◆ **What is needed**:
Keep every line where the word "text" appears; drop the rest.

◆ **Supplied information**:
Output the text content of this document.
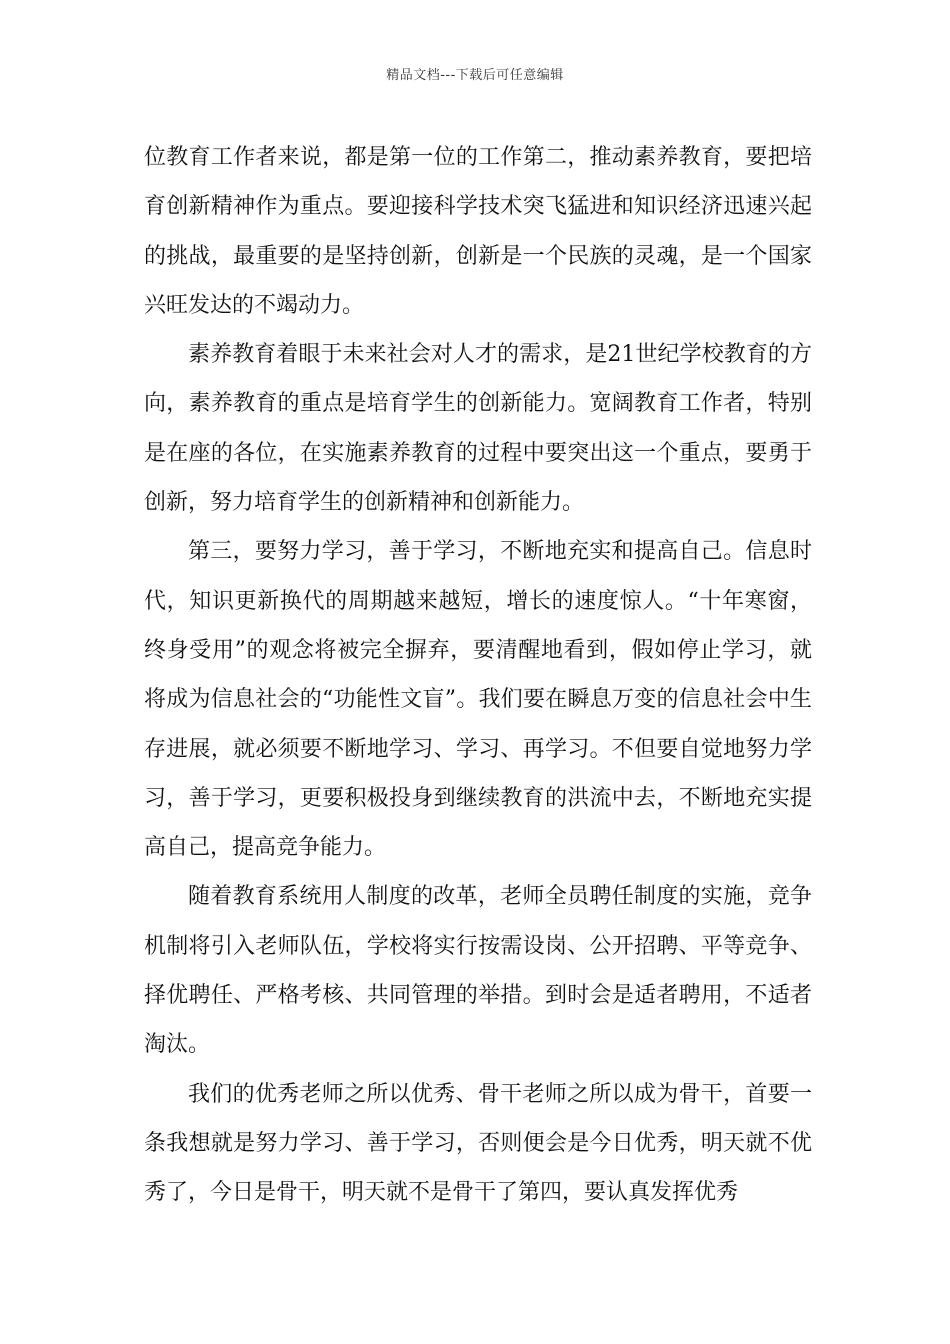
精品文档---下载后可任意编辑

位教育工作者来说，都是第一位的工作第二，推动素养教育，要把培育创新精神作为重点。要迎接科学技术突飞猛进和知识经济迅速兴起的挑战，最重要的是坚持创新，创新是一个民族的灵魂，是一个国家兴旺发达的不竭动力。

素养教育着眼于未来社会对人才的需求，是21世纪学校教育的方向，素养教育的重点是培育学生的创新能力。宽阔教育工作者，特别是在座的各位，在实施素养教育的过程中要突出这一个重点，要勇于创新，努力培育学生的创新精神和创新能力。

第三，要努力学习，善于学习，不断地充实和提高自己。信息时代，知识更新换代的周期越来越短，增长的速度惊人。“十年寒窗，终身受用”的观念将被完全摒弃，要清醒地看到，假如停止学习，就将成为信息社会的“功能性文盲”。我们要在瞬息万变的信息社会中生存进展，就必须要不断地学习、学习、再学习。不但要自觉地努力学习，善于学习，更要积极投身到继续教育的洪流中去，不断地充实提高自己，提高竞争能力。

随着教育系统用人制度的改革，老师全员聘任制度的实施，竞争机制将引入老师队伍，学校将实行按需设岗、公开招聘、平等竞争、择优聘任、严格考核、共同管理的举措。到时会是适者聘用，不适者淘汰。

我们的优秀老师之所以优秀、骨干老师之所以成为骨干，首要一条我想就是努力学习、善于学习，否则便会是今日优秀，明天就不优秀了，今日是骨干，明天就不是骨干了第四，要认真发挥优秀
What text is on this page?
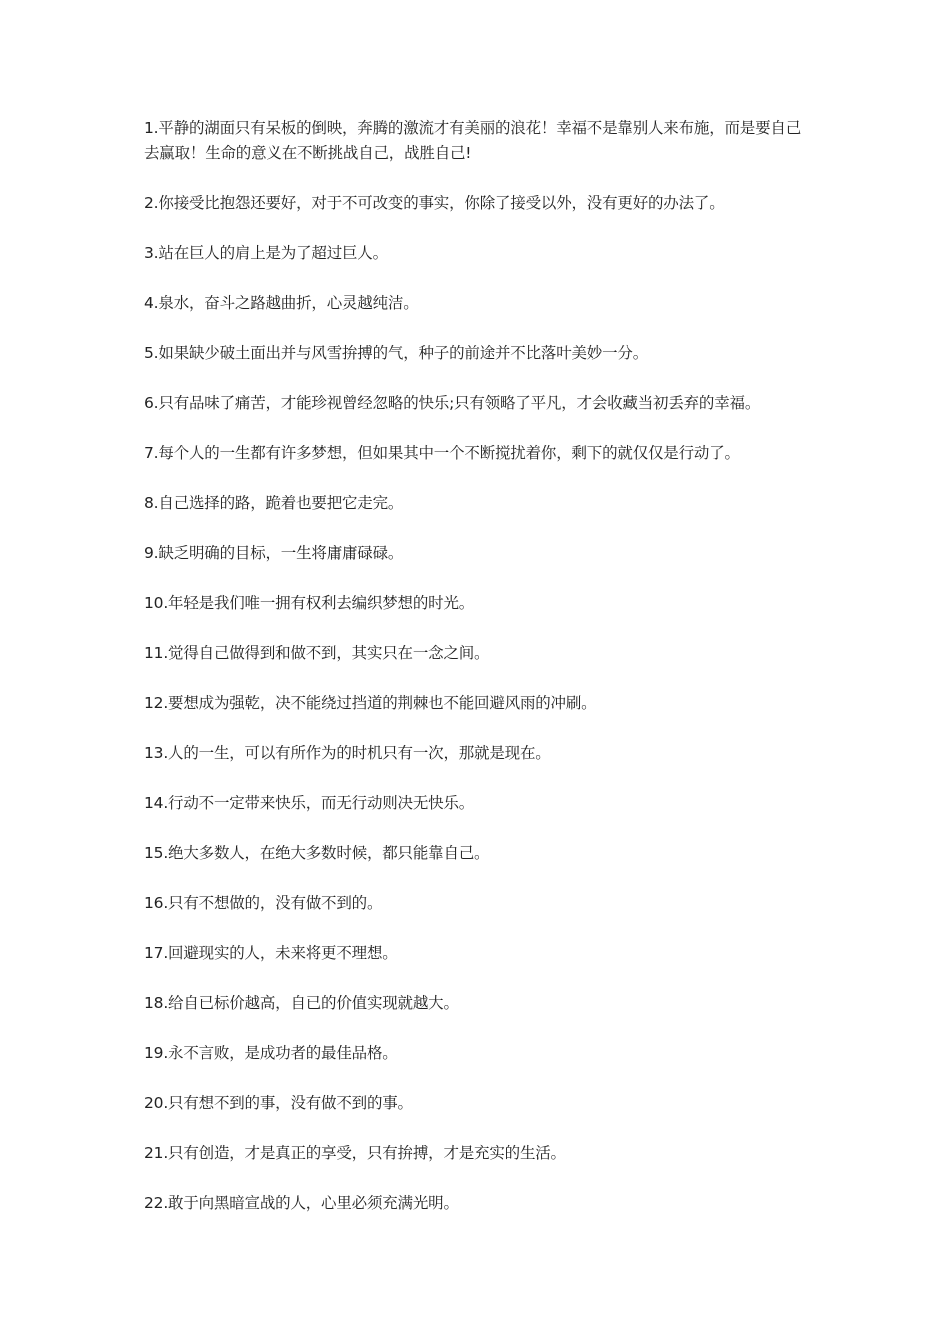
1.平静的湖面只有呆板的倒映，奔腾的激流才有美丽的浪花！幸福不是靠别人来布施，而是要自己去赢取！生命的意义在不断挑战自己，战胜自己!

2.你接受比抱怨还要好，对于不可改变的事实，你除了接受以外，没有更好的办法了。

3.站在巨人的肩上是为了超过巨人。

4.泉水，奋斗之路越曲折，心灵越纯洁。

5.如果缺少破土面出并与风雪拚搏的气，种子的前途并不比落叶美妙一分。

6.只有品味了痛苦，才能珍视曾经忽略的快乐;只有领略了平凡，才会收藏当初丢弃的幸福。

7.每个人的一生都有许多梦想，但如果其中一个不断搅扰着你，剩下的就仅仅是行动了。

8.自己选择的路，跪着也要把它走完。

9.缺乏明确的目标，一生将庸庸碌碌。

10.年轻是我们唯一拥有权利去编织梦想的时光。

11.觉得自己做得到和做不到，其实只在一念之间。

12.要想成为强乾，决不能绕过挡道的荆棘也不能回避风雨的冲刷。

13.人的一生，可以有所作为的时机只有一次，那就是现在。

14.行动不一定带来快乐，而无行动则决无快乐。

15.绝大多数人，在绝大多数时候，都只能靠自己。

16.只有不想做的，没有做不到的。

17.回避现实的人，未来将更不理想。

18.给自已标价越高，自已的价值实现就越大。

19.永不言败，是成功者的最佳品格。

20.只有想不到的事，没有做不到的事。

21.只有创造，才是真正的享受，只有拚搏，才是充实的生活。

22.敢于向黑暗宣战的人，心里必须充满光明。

◆ **Response**:
Output the text content of this document.
What text is on this page?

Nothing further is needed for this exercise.